═══ Exercise data
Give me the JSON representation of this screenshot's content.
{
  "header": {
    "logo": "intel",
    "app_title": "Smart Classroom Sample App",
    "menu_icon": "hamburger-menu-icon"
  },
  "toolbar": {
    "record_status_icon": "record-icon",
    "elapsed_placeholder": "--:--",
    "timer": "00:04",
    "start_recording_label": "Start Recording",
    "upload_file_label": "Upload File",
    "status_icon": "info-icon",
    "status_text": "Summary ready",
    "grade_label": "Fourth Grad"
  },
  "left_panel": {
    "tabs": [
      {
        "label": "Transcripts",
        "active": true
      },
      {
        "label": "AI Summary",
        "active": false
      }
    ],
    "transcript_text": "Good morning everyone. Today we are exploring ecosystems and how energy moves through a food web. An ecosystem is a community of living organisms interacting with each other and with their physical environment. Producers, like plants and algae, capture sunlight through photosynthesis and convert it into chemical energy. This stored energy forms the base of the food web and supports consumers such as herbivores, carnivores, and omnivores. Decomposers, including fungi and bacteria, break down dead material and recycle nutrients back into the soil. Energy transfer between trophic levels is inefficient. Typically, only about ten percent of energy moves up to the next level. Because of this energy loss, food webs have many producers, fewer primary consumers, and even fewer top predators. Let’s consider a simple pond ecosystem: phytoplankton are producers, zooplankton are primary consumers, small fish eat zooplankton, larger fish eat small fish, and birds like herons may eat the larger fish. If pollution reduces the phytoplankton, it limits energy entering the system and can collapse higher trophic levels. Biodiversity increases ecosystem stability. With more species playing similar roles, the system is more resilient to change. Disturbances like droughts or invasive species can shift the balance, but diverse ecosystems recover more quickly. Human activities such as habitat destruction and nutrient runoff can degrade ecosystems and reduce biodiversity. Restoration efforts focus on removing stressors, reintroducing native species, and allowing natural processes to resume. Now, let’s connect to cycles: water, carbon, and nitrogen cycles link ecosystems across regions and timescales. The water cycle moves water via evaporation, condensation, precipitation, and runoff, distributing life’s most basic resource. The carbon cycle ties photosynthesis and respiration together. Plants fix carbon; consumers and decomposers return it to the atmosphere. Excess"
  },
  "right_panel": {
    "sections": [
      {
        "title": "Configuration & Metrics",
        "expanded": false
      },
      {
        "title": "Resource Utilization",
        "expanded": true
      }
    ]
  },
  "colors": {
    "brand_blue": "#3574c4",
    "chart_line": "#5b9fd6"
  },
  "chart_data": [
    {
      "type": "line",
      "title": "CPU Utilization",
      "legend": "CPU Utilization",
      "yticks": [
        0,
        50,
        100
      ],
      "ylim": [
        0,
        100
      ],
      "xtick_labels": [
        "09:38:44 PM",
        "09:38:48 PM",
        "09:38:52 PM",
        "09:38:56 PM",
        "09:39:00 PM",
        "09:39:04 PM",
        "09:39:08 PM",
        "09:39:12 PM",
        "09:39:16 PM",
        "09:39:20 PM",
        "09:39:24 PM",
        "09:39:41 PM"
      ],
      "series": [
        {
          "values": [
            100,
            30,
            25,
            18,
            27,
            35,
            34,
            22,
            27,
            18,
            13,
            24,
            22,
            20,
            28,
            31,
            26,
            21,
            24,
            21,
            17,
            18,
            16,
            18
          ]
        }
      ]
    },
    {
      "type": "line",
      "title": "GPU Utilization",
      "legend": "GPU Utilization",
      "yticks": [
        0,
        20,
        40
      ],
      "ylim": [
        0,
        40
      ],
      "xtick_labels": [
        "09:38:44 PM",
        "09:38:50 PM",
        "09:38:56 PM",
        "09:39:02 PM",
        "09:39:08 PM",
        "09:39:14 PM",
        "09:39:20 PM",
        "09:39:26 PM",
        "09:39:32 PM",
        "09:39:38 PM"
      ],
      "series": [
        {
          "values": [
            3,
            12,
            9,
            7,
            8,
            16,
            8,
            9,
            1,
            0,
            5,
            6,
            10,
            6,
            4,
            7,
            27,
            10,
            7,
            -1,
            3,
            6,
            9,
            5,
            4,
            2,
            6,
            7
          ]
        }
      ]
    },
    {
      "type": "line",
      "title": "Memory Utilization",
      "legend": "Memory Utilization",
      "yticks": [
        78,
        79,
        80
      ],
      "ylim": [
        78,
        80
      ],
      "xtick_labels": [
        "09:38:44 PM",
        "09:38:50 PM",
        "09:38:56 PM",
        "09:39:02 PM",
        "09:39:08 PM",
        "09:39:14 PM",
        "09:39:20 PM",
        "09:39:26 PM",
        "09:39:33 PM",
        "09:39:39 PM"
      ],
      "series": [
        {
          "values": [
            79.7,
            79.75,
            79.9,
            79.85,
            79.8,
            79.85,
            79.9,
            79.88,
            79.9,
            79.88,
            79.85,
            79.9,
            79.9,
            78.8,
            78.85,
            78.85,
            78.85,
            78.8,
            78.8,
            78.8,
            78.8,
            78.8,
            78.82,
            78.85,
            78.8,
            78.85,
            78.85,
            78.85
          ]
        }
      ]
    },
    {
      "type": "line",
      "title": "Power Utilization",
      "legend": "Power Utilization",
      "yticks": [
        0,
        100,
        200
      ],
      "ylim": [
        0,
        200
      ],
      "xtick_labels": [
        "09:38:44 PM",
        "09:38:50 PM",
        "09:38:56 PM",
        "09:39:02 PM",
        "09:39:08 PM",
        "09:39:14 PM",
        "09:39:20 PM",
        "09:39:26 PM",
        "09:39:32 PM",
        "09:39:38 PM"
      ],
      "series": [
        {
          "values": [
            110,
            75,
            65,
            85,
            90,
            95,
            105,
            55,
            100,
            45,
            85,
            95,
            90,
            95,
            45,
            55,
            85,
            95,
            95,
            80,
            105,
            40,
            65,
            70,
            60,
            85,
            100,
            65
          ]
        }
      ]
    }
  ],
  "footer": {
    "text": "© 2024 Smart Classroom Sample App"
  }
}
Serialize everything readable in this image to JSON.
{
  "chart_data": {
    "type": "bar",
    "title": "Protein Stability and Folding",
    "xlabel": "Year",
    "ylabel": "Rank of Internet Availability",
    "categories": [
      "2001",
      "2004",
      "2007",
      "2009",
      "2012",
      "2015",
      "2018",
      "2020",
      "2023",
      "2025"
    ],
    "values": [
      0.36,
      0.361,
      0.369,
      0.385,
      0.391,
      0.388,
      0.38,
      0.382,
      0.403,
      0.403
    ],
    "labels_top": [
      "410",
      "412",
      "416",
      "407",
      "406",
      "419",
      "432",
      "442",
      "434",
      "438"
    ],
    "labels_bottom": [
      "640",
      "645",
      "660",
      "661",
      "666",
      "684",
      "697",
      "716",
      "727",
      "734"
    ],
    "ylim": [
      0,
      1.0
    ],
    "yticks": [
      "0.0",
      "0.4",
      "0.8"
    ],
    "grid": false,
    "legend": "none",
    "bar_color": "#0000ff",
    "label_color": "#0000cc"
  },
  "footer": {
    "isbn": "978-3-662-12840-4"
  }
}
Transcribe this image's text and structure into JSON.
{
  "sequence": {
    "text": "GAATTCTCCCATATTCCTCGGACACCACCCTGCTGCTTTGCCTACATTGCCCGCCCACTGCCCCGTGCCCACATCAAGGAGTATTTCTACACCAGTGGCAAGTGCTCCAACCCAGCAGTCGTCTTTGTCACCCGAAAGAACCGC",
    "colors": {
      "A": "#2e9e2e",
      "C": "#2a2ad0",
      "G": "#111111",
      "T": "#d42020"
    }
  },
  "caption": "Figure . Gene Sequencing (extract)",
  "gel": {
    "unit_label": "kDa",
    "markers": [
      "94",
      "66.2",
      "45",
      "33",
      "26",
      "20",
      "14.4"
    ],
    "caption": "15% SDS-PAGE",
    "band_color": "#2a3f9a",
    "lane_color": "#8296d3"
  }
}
══════
*Problem description*.
Restate the material word for word so that no line differs from the original.

*Response to this task*.
Give me the JSON representation of this screenshot's content.
{
  "header": {
    "logo": "intel",
    "app_title": "Smart Classroom Sample App",
    "menu_icon": "hamburger-menu-icon"
  },
  "toolbar": {
    "record_status_icon": "record-icon",
    "elapsed_placeholder": "--:--",
    "timer": "00:04",
    "start_recording_label": "Start Recording",
    "upload_file_label": "Upload File",
    "status_icon": "info-icon",
    "status_text": "Summary ready",
    "grade_label": "Fourth Grad"
  },
  "left_panel": {
    "tabs": [
      {
        "label": "Transcripts",
        "active": true
      },
      {
        "label": "AI Summary",
        "active": false
      }
    ],
    "transcript_text": "Good morning everyone. Today we are exploring ecosystems and how energy moves through a food web. An ecosystem is a community of living organisms interacting with each other and with their physical environment. Producers, like plants and algae, capture sunlight through photosynthesis and convert it into chemical energy. This stored energy forms the base of the food web and supports consumers such as herbivores, carnivores, and omnivores. Decomposers, including fungi and bacteria, break down dead material and recycle nutrients back into the soil. Energy transfer between trophic levels is inefficient. Typically, only about ten percent of energy moves up to the next level. Because of this energy loss, food webs have many producers, fewer primary consumers, and even fewer top predators. Let’s consider a simple pond ecosystem: phytoplankton are producers, zooplankton are primary consumers, small fish eat zooplankton, larger fish eat small fish, and birds like herons may eat the larger fish. If pollution reduces the phytoplankton, it limits energy entering the system and can collapse higher trophic levels. Biodiversity increases ecosystem stability. With more species playing similar roles, the system is more resilient to change. Disturbances like droughts or invasive species can shift the balance, but diverse ecosystems recover more quickly. Human activities such as habitat destruction and nutrient runoff can degrade ecosystems and reduce biodiversity. Restoration efforts focus on removing stressors, reintroducing native species, and allowing natural processes to resume. Now, let’s connect to cycles: water, carbon, and nitrogen cycles link ecosystems across regions and timescales. The water cycle moves water via evaporation, condensation, precipitation, and runoff, distributing life’s most basic resource. The carbon cycle ties photosynthesis and respiration together. Plants fix carbon; consumers and decomposers return it to the atmosphere. Excess"
  },
  "right_panel": {
    "sections": [
      {
        "title": "Configuration & Metrics",
        "expanded": false
      },
      {
        "title": "Resource Utilization",
        "expanded": true
      }
    ]
  },
  "colors": {
    "brand_blue": "#3574c4",
    "chart_line": "#5b9fd6"
  },
  "chart_data": [
    {
      "type": "line",
      "title": "CPU Utilization",
      "legend": "CPU Utilization",
      "yticks": [
        0,
        50,
        100
      ],
      "ylim": [
        0,
        100
      ],
      "xtick_labels": [
        "09:38:44 PM",
        "09:38:48 PM",
        "09:38:52 PM",
        "09:38:56 PM",
        "09:39:00 PM",
        "09:39:04 PM",
        "09:39:08 PM",
        "09:39:12 PM",
        "09:39:16 PM",
        "09:39:20 PM",
        "09:39:24 PM",
        "09:39:41 PM"
      ],
      "series": [
        {
          "values": [
            100,
            30,
            25,
            18,
            27,
            35,
            34,
            22,
            27,
            18,
            13,
            24,
            22,
            20,
            28,
            31,
            26,
            21,
            24,
            21,
            17,
            18,
            16,
            18
          ]
        }
      ]
    },
    {
      "type": "line",
      "title": "GPU Utilization",
      "legend": "GPU Utilization",
      "yticks": [
        0,
        20,
        40
      ],
      "ylim": [
        0,
        40
      ],
      "xtick_labels": [
        "09:38:44 PM",
        "09:38:50 PM",
        "09:38:56 PM",
        "09:39:02 PM",
        "09:39:08 PM",
        "09:39:14 PM",
        "09:39:20 PM",
        "09:39:26 PM",
        "09:39:32 PM",
        "09:39:38 PM"
      ],
      "series": [
        {
          "values": [
            3,
            12,
            9,
            7,
            8,
            16,
            8,
            9,
            1,
            0,
            5,
            6,
            10,
            6,
            4,
            7,
            27,
            10,
            7,
            -1,
            3,
            6,
            9,
            5,
            4,
            2,
            6,
            7
          ]
        }
      ]
    },
    {
      "type": "line",
      "title": "Memory Utilization",
      "legend": "Memory Utilization",
      "yticks": [
        78,
        79,
        80
      ],
      "ylim": [
        78,
        80
      ],
      "xtick_labels": [
        "09:38:44 PM",
        "09:38:50 PM",
        "09:38:56 PM",
        "09:39:02 PM",
        "09:39:08 PM",
        "09:39:14 PM",
        "09:39:20 PM",
        "09:39:26 PM",
        "09:39:33 PM",
        "09:39:39 PM"
      ],
      "series": [
        {
          "values": [
            79.7,
            79.75,
            79.9,
            79.85,
            79.8,
            79.85,
            79.9,
            79.88,
            79.9,
            79.88,
            79.85,
            79.9,
            79.9,
            78.8,
            78.85,
            78.85,
            78.85,
            78.8,
            78.8,
            78.8,
            78.8,
            78.8,
            78.82,
            78.85,
            78.8,
            78.85,
            78.85,
            78.85
          ]
        }
      ]
    },
    {
      "type": "line",
      "title": "Power Utilization",
      "legend": "Power Utilization",
      "yticks": [
        0,
        100,
        200
      ],
      "ylim": [
        0,
        200
      ],
      "xtick_labels": [
        "09:38:44 PM",
        "09:38:50 PM",
        "09:38:56 PM",
        "09:39:02 PM",
        "09:39:08 PM",
        "09:39:14 PM",
        "09:39:20 PM",
        "09:39:26 PM",
        "09:39:32 PM",
        "09:39:38 PM"
      ],
      "series": [
        {
          "values": [
            110,
            75,
            65,
            85,
            90,
            95,
            105,
            55,
            100,
            45,
            85,
            95,
            90,
            95,
            45,
            55,
            85,
            95,
            95,
            80,
            105,
            40,
            65,
            70,
            60,
            85,
            100,
            65
          ]
        }
      ]
    }
  ],
  "footer": {
    "text": "© 2024 Smart Classroom Sample App"
  }
}
Serialize everything readable in this image to JSON.
{
  "chart_data": {
    "type": "bar",
    "title": "Protein Stability and Folding",
    "xlabel": "Year",
    "ylabel": "Rank of Internet Availability",
    "categories": [
      "2001",
      "2004",
      "2007",
      "2009",
      "2012",
      "2015",
      "2018",
      "2020",
      "2023",
      "2025"
    ],
    "values": [
      0.36,
      0.361,
      0.369,
      0.385,
      0.391,
      0.388,
      0.38,
      0.382,
      0.403,
      0.403
    ],
    "labels_top": [
      "410",
      "412",
      "416",
      "407",
      "406",
      "419",
      "432",
      "442",
      "434",
      "438"
    ],
    "labels_bottom": [
      "640",
      "645",
      "660",
      "661",
      "666",
      "684",
      "697",
      "716",
      "727",
      "734"
    ],
    "ylim": [
      0,
      1.0
    ],
    "yticks": [
      "0.0",
      "0.4",
      "0.8"
    ],
    "grid": false,
    "legend": "none",
    "bar_color": "#0000ff",
    "label_color": "#0000cc"
  },
  "footer": {
    "isbn": "978-3-662-12840-4"
  }
}
Transcribe this image's text and structure into JSON.
{
  "sequence": {
    "text": "GAATTCTCCCATATTCCTCGGACACCACCCTGCTGCTTTGCCTACATTGCCCGCCCACTGCCCCGTGCCCACATCAAGGAGTATTTCTACACCAGTGGCAAGTGCTCCAACCCAGCAGTCGTCTTTGTCACCCGAAAGAACCGC",
    "colors": {
      "A": "#2e9e2e",
      "C": "#2a2ad0",
      "G": "#111111",
      "T": "#d42020"
    }
  },
  "caption": "Figure . Gene Sequencing (extract)",
  "gel": {
    "unit_label": "kDa",
    "markers": [
      "94",
      "66.2",
      "45",
      "33",
      "26",
      "20",
      "14.4"
    ],
    "caption": "15% SDS-PAGE",
    "band_color": "#2a3f9a",
    "lane_color": "#8296d3"
  }
}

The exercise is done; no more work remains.